### [Required task]
Find the word "ylabel" in the data. Return every line where it appears.

### [Provided data]
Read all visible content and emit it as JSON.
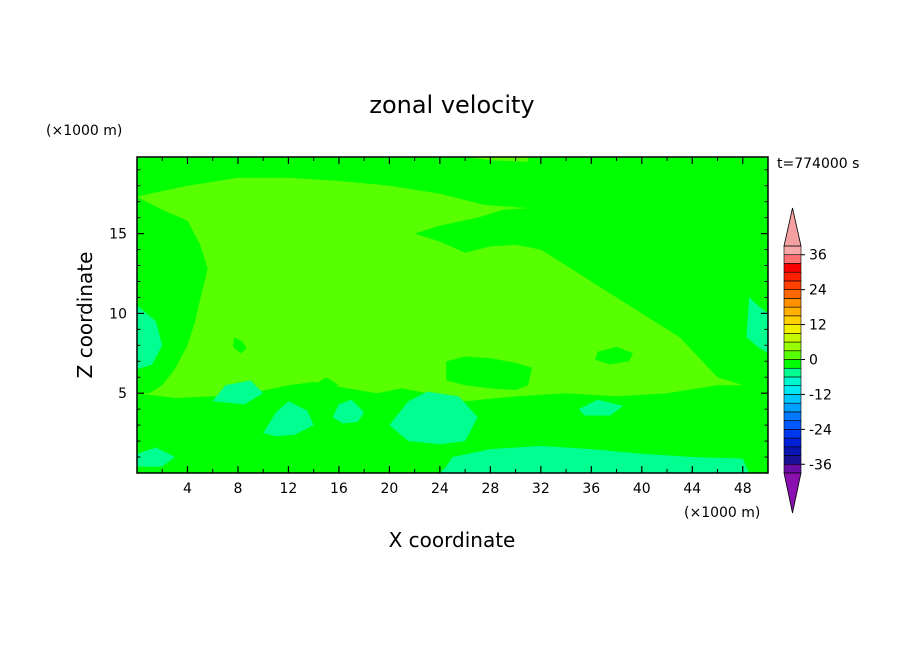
{
  "chart_data": {
    "type": "heatmap",
    "title": "zonal velocity",
    "xlabel": "X coordinate",
    "ylabel": "Z coordinate",
    "x_unit": "(×1000 m)",
    "y_unit": "(×1000 m)",
    "time_label": "t=774000 s",
    "xlim": [
      0,
      50
    ],
    "ylim": [
      0,
      19.8
    ],
    "x_ticks": [
      4,
      8,
      12,
      16,
      20,
      24,
      28,
      32,
      36,
      40,
      44,
      48
    ],
    "y_ticks": [
      5,
      10,
      15
    ],
    "field": {
      "background_level": 0,
      "regions": [
        {
          "level": -3,
          "points": [
            [
              0,
              19.8
            ],
            [
              26,
              19.8
            ],
            [
              28,
              19.6
            ],
            [
              31,
              19.5
            ],
            [
              31,
              19.8
            ],
            [
              50,
              19.8
            ],
            [
              50,
              5
            ],
            [
              46,
              6
            ],
            [
              43,
              8.5
            ],
            [
              40,
              10
            ],
            [
              37,
              11.5
            ],
            [
              34,
              13
            ],
            [
              32,
              14
            ],
            [
              30,
              14.3
            ],
            [
              28,
              14.2
            ],
            [
              26,
              13.8
            ],
            [
              24,
              14.5
            ],
            [
              22,
              15
            ],
            [
              24,
              15.5
            ],
            [
              27,
              16
            ],
            [
              29,
              16.5
            ],
            [
              31,
              16.6
            ],
            [
              27.5,
              16.8
            ],
            [
              24,
              17.5
            ],
            [
              20,
              18
            ],
            [
              16,
              18.3
            ],
            [
              12,
              18.5
            ],
            [
              8,
              18.5
            ],
            [
              4,
              18
            ],
            [
              1,
              17.5
            ],
            [
              0,
              17.3
            ]
          ]
        },
        {
          "level": -3,
          "points": [
            [
              0,
              17.3
            ],
            [
              2,
              16.5
            ],
            [
              4,
              15.8
            ],
            [
              5,
              14.3
            ],
            [
              5.6,
              12.8
            ],
            [
              5.1,
              11.2
            ],
            [
              4.6,
              9.5
            ],
            [
              4,
              8
            ],
            [
              3,
              6.5
            ],
            [
              2,
              5.5
            ],
            [
              1,
              5
            ],
            [
              0,
              5
            ]
          ]
        },
        {
          "level": -3,
          "points": [
            [
              0,
              5
            ],
            [
              3,
              4.7
            ],
            [
              6,
              4.8
            ],
            [
              9,
              5
            ],
            [
              12,
              5.5
            ],
            [
              14,
              5.7
            ],
            [
              16,
              5.4
            ],
            [
              19,
              5
            ],
            [
              21,
              5.3
            ],
            [
              23,
              5
            ],
            [
              26,
              4.5
            ],
            [
              30,
              4.8
            ],
            [
              34,
              5
            ],
            [
              38,
              4.8
            ],
            [
              42,
              5
            ],
            [
              46,
              5.5
            ],
            [
              50,
              5.5
            ],
            [
              50,
              0
            ],
            [
              0,
              0
            ]
          ]
        },
        {
          "level": -1,
          "points": [
            [
              0,
              2.6
            ],
            [
              1.2,
              2.1
            ],
            [
              2.5,
              1.6
            ],
            [
              3,
              1
            ],
            [
              2.3,
              0.3
            ],
            [
              1,
              0.2
            ],
            [
              0,
              0.5
            ]
          ]
        },
        {
          "level": -1,
          "points": [
            [
              9.2,
              0
            ],
            [
              10,
              0.7
            ],
            [
              12.5,
              0.8
            ],
            [
              12.8,
              0
            ]
          ]
        },
        {
          "level": -1,
          "points": [
            [
              19.5,
              0
            ],
            [
              20.5,
              0.7
            ],
            [
              23,
              0.9
            ],
            [
              25,
              0.6
            ],
            [
              25.5,
              0
            ]
          ]
        },
        {
          "level": -1,
          "points": [
            [
              34,
              2.3
            ],
            [
              36,
              2.7
            ],
            [
              38,
              2.6
            ],
            [
              38.5,
              2.2
            ],
            [
              36.5,
              2
            ],
            [
              34.5,
              2
            ]
          ]
        },
        {
          "level": -1,
          "points": [
            [
              38.5,
              2.6
            ],
            [
              40.5,
              2.7
            ],
            [
              42.5,
              2.3
            ],
            [
              41,
              1.9
            ],
            [
              39,
              2.1
            ]
          ]
        },
        {
          "level": -1,
          "points": [
            [
              43,
              2.8
            ],
            [
              45,
              3.3
            ],
            [
              46.5,
              2.8
            ],
            [
              45.5,
              2
            ],
            [
              43.5,
              2.3
            ]
          ]
        },
        {
          "level": -1,
          "points": [
            [
              48,
              2.1
            ],
            [
              49.2,
              2.6
            ],
            [
              50,
              2.4
            ],
            [
              50,
              0.9
            ],
            [
              49,
              0.9
            ],
            [
              48,
              1.3
            ]
          ]
        },
        {
          "level": -1,
          "points": [
            [
              7.7,
              8.5
            ],
            [
              8.4,
              8.2
            ],
            [
              8.7,
              7.8
            ],
            [
              8.2,
              7.5
            ],
            [
              7.6,
              7.9
            ]
          ]
        },
        {
          "level": -1,
          "points": [
            [
              36.5,
              7.6
            ],
            [
              38,
              7.9
            ],
            [
              39.3,
              7.5
            ],
            [
              39,
              7
            ],
            [
              37.5,
              6.8
            ],
            [
              36.3,
              7.1
            ]
          ]
        },
        {
          "level": -1,
          "points": [
            [
              24.5,
              7
            ],
            [
              26,
              7.3
            ],
            [
              28,
              7.2
            ],
            [
              30,
              6.9
            ],
            [
              31.3,
              6.6
            ],
            [
              31,
              5.5
            ],
            [
              30,
              5.2
            ],
            [
              28,
              5.3
            ],
            [
              26,
              5.5
            ],
            [
              24.5,
              5.8
            ]
          ]
        },
        {
          "level": -3,
          "points": [
            [
              14,
              5.5
            ],
            [
              15,
              6
            ],
            [
              16,
              5.5
            ],
            [
              15,
              5.3
            ]
          ]
        },
        {
          "level": -5,
          "points": [
            [
              0,
              10.5
            ],
            [
              1.5,
              9.5
            ],
            [
              2,
              8
            ],
            [
              1.2,
              6.8
            ],
            [
              0,
              6.5
            ]
          ]
        },
        {
          "level": -5,
          "points": [
            [
              6,
              4.5
            ],
            [
              7,
              5.5
            ],
            [
              9,
              5.8
            ],
            [
              10,
              5
            ],
            [
              8.5,
              4.3
            ]
          ]
        },
        {
          "level": -5,
          "points": [
            [
              10,
              2.5
            ],
            [
              11,
              3.8
            ],
            [
              12,
              4.5
            ],
            [
              13.5,
              3.9
            ],
            [
              14,
              3
            ],
            [
              12.5,
              2.4
            ],
            [
              11,
              2.3
            ]
          ]
        },
        {
          "level": -5,
          "points": [
            [
              15.5,
              3.5
            ],
            [
              16,
              4.3
            ],
            [
              17,
              4.6
            ],
            [
              18,
              3.8
            ],
            [
              17.5,
              3.2
            ],
            [
              16.3,
              3.1
            ]
          ]
        },
        {
          "level": -5,
          "points": [
            [
              20,
              3
            ],
            [
              21.5,
              4.5
            ],
            [
              23,
              5.1
            ],
            [
              25.5,
              4.8
            ],
            [
              27,
              3.5
            ],
            [
              26,
              2
            ],
            [
              24,
              1.8
            ],
            [
              21.5,
              2
            ]
          ]
        },
        {
          "level": -5,
          "points": [
            [
              25,
              1
            ],
            [
              28,
              1.5
            ],
            [
              32,
              1.7
            ],
            [
              36,
              1.5
            ],
            [
              40,
              1.2
            ],
            [
              44,
              1
            ],
            [
              48,
              0.9
            ],
            [
              48.5,
              0
            ],
            [
              24,
              0
            ],
            [
              24.5,
              0.4
            ]
          ]
        },
        {
          "level": -5,
          "points": [
            [
              35,
              4
            ],
            [
              36.5,
              4.6
            ],
            [
              38.5,
              4.2
            ],
            [
              37.5,
              3.6
            ],
            [
              35.5,
              3.6
            ]
          ]
        },
        {
          "level": -5,
          "points": [
            [
              48.5,
              11
            ],
            [
              49.2,
              10.5
            ],
            [
              50,
              10
            ],
            [
              50,
              7.5
            ],
            [
              49.2,
              7.9
            ],
            [
              48.3,
              8.5
            ]
          ]
        },
        {
          "level": -5,
          "points": [
            [
              0,
              1.2
            ],
            [
              1.5,
              1.6
            ],
            [
              3,
              1
            ],
            [
              2,
              0.4
            ],
            [
              0,
              0.4
            ]
          ]
        }
      ]
    },
    "colorbar": {
      "levels": [
        -39,
        -36,
        -33,
        -30,
        -27,
        -24,
        -21,
        -18,
        -15,
        -12,
        -9,
        -6,
        -3,
        0,
        3,
        6,
        9,
        12,
        15,
        18,
        21,
        24,
        27,
        30,
        33,
        36,
        39
      ],
      "colors": [
        "#6a0ca8",
        "#1a0e94",
        "#0a14b0",
        "#0020d8",
        "#0038f0",
        "#0058ff",
        "#0078ff",
        "#00a0ff",
        "#00c8ff",
        "#00e8f0",
        "#00f8d0",
        "#00ff90",
        "#00ff00",
        "#58ff00",
        "#98ff00",
        "#c8f800",
        "#f0f000",
        "#ffd000",
        "#ffb000",
        "#ff9000",
        "#ff6800",
        "#ff4000",
        "#ff2000",
        "#f80000",
        "#ff7070",
        "#f8a8a8"
      ],
      "tick_labels": [
        "36",
        "24",
        "12",
        "0",
        "-12",
        "-24",
        "-36"
      ],
      "tick_values": [
        36,
        24,
        12,
        0,
        -12,
        -24,
        -36
      ],
      "under_color": "#8a10b0",
      "over_color": "#f4a0a0"
    }
  }
}
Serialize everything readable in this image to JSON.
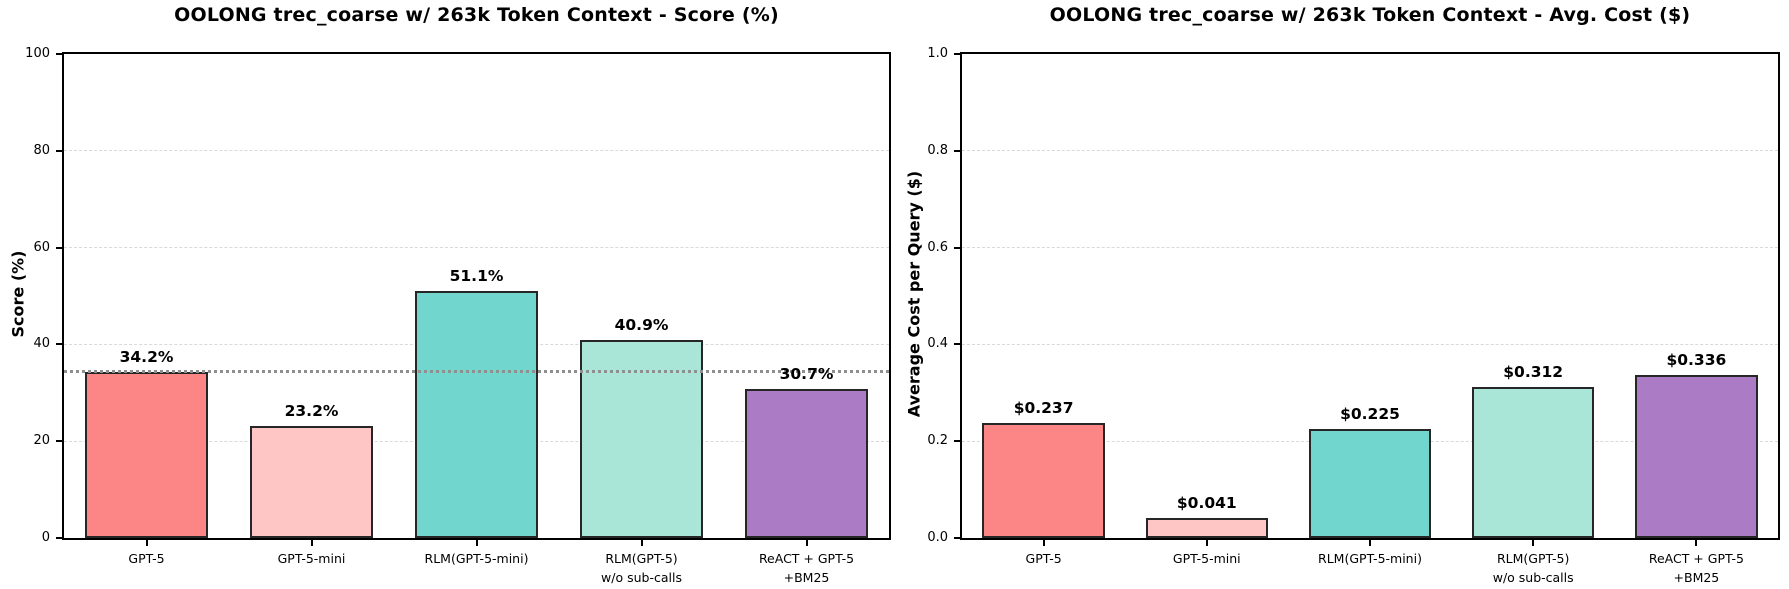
{
  "figure": {
    "background_color": "#ffffff",
    "text_color": "#000000",
    "spine_color": "#000000",
    "grid_color": "#d9d9d9"
  },
  "chart_data": [
    {
      "type": "bar",
      "title": "OOLONG trec_coarse w/ 263k Token Context - Score (%)",
      "xlabel": "",
      "ylabel": "Score (%)",
      "ylim": [
        0,
        100
      ],
      "grid": true,
      "legend": null,
      "yticks": [
        {
          "value": 0,
          "label": "0"
        },
        {
          "value": 20,
          "label": "20"
        },
        {
          "value": 40,
          "label": "40"
        },
        {
          "value": 60,
          "label": "60"
        },
        {
          "value": 80,
          "label": "80"
        },
        {
          "value": 100,
          "label": "100"
        }
      ],
      "categories": [
        "GPT-5",
        "GPT-5-mini",
        "RLM(GPT-5-mini)",
        "RLM(GPT-5)\nw/o sub-calls",
        "ReACT + GPT-5\n+BM25"
      ],
      "values": [
        34.2,
        23.2,
        51.1,
        40.9,
        30.7
      ],
      "value_labels": [
        "34.2%",
        "23.2%",
        "51.1%",
        "40.9%",
        "30.7%"
      ],
      "bar_colors": [
        "#FC8686",
        "#FFC6C6",
        "#71D6CD",
        "#A9E6D8",
        "#AB7BC6"
      ],
      "bar_edge_color": "#262626",
      "reference_line": {
        "y": 34.2,
        "color": "#8f8f8f",
        "style": "dotted"
      }
    },
    {
      "type": "bar",
      "title": "OOLONG trec_coarse w/ 263k Token Context - Avg. Cost ($)",
      "xlabel": "",
      "ylabel": "Average Cost per Query ($)",
      "ylim": [
        0,
        1.0
      ],
      "grid": true,
      "legend": null,
      "yticks": [
        {
          "value": 0,
          "label": "0.0"
        },
        {
          "value": 0.2,
          "label": "0.2"
        },
        {
          "value": 0.4,
          "label": "0.4"
        },
        {
          "value": 0.6,
          "label": "0.6"
        },
        {
          "value": 0.8,
          "label": "0.8"
        },
        {
          "value": 1.0,
          "label": "1.0"
        }
      ],
      "categories": [
        "GPT-5",
        "GPT-5-mini",
        "RLM(GPT-5-mini)",
        "RLM(GPT-5)\nw/o sub-calls",
        "ReACT + GPT-5\n+BM25"
      ],
      "values": [
        0.237,
        0.041,
        0.225,
        0.312,
        0.336
      ],
      "value_labels": [
        "$0.237",
        "$0.041",
        "$0.225",
        "$0.312",
        "$0.336"
      ],
      "bar_colors": [
        "#FC8686",
        "#FFC6C6",
        "#71D6CD",
        "#A9E6D8",
        "#AB7BC6"
      ],
      "bar_edge_color": "#262626",
      "reference_line": null
    }
  ]
}
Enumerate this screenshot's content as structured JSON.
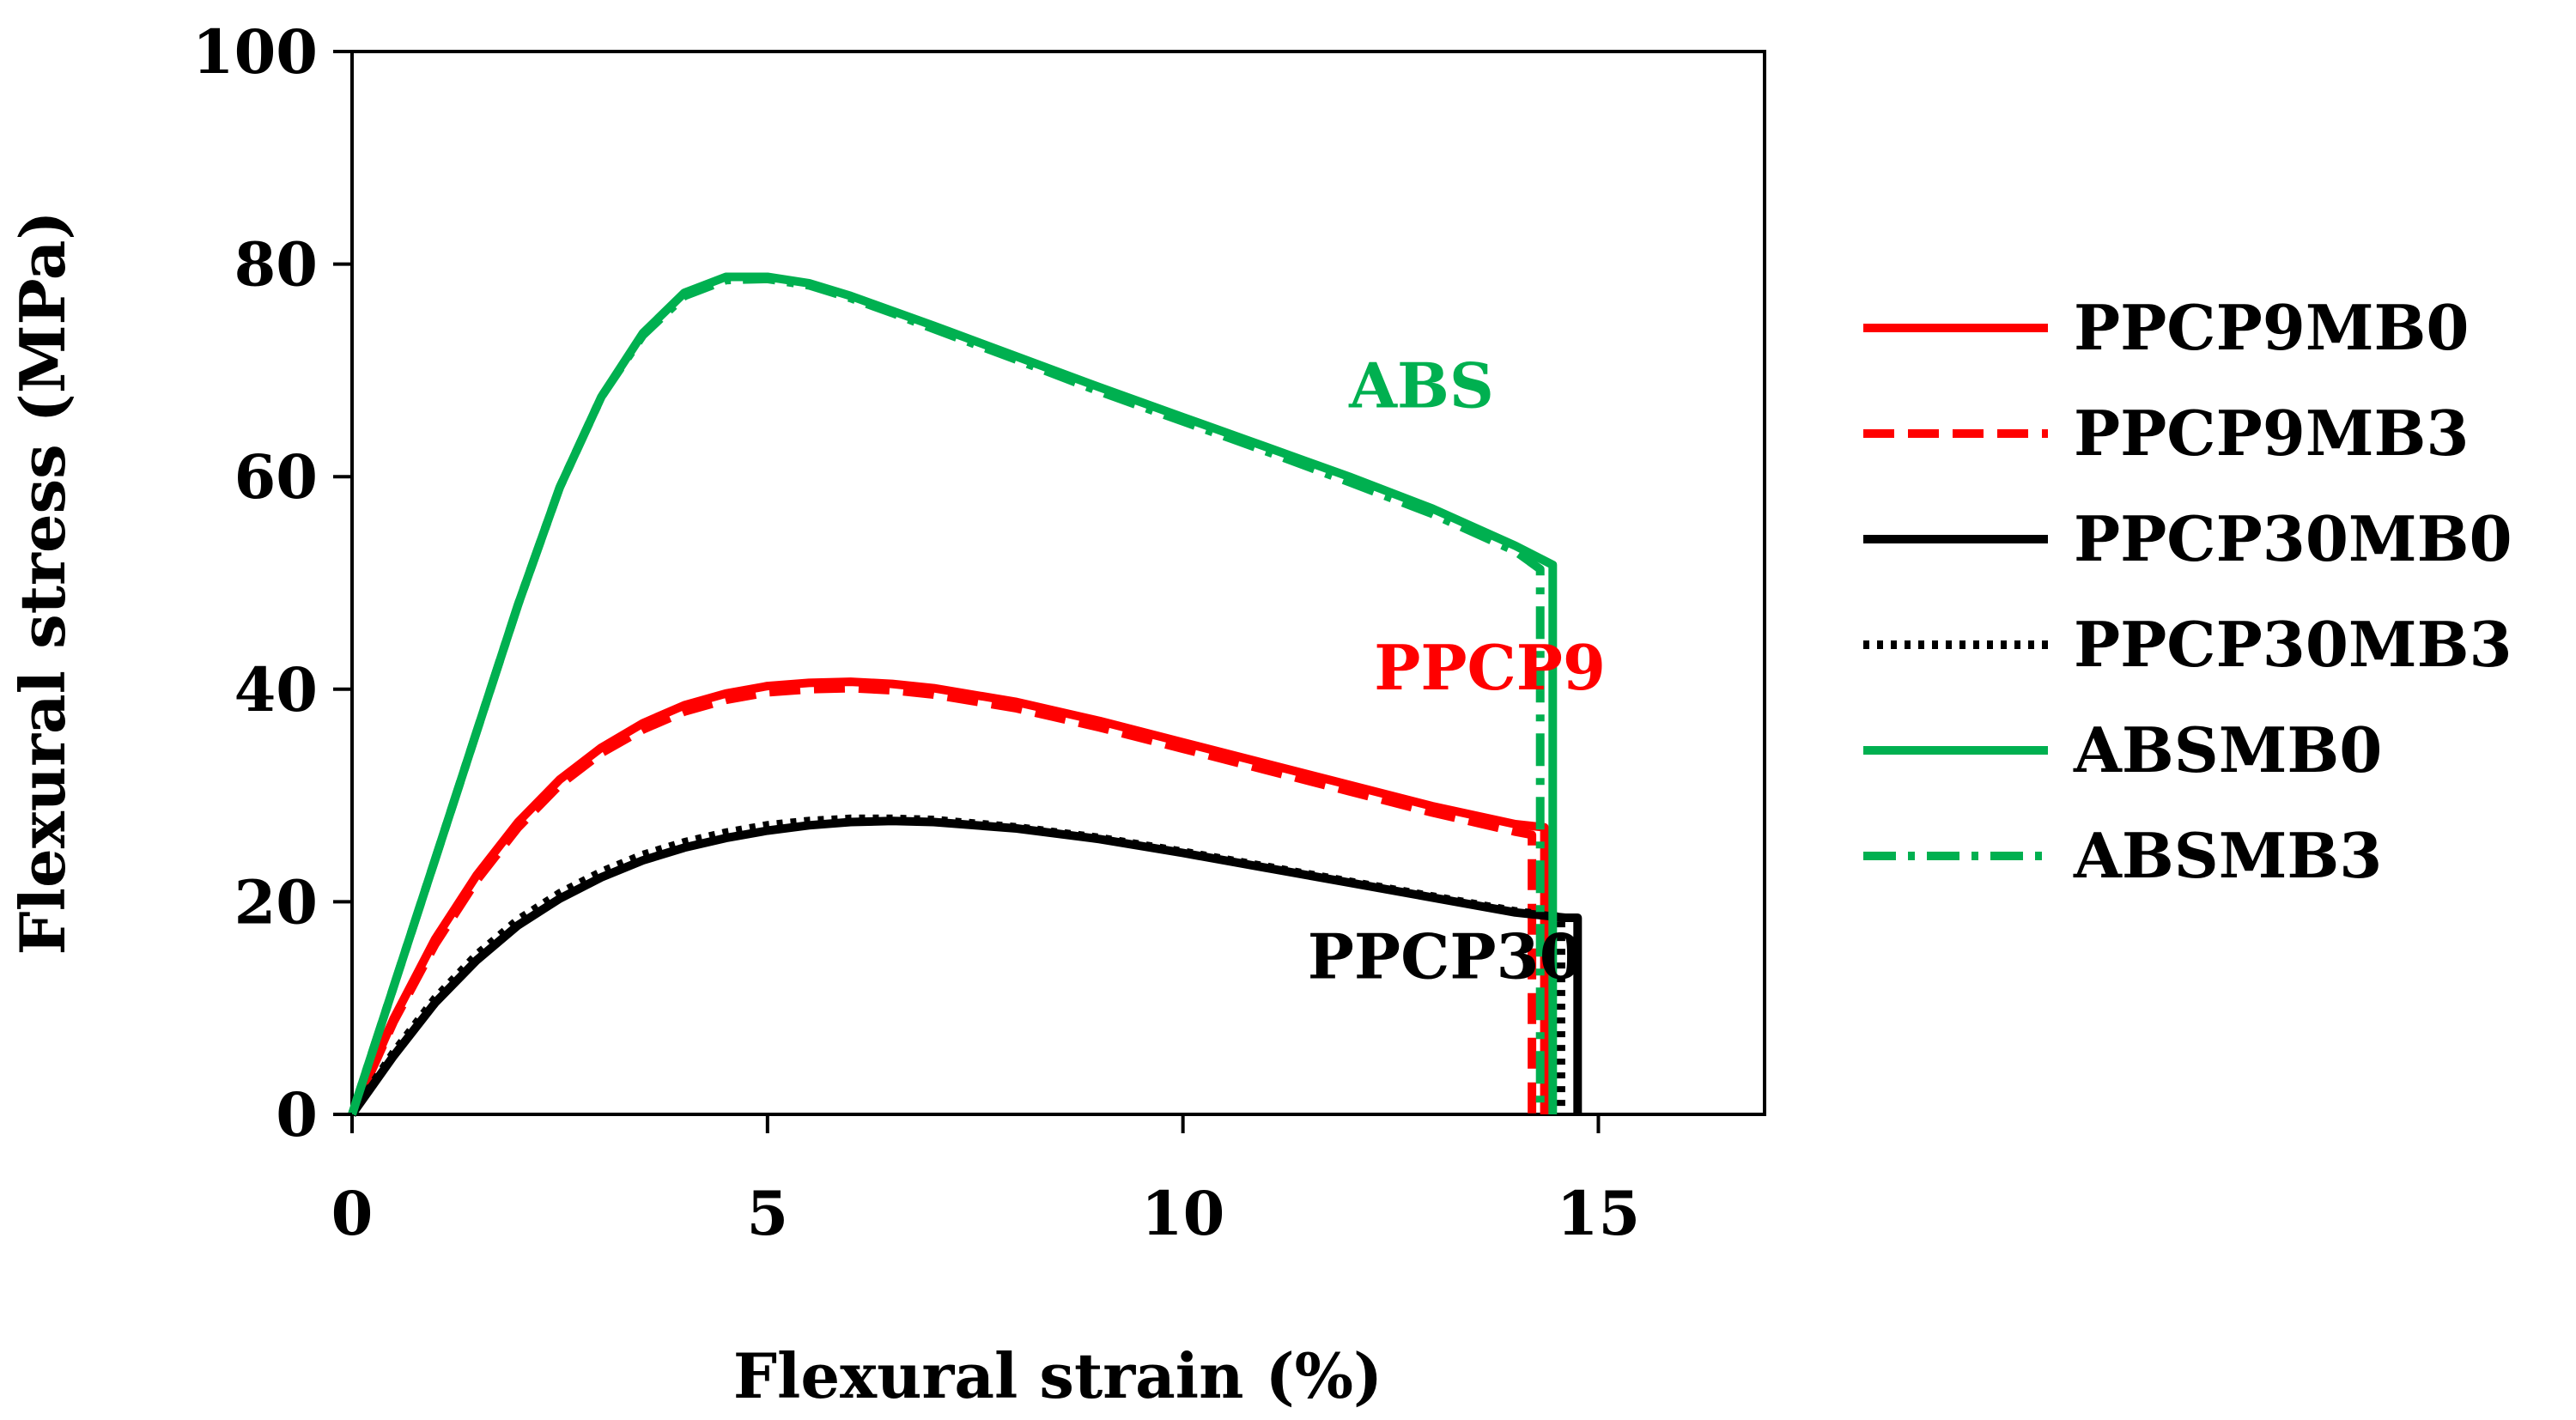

### [The answer]
    "ylabel": "Z coordinate",
      "ylabel": "Score (%)",
      "ylabel": "Average Cost per Query ($)",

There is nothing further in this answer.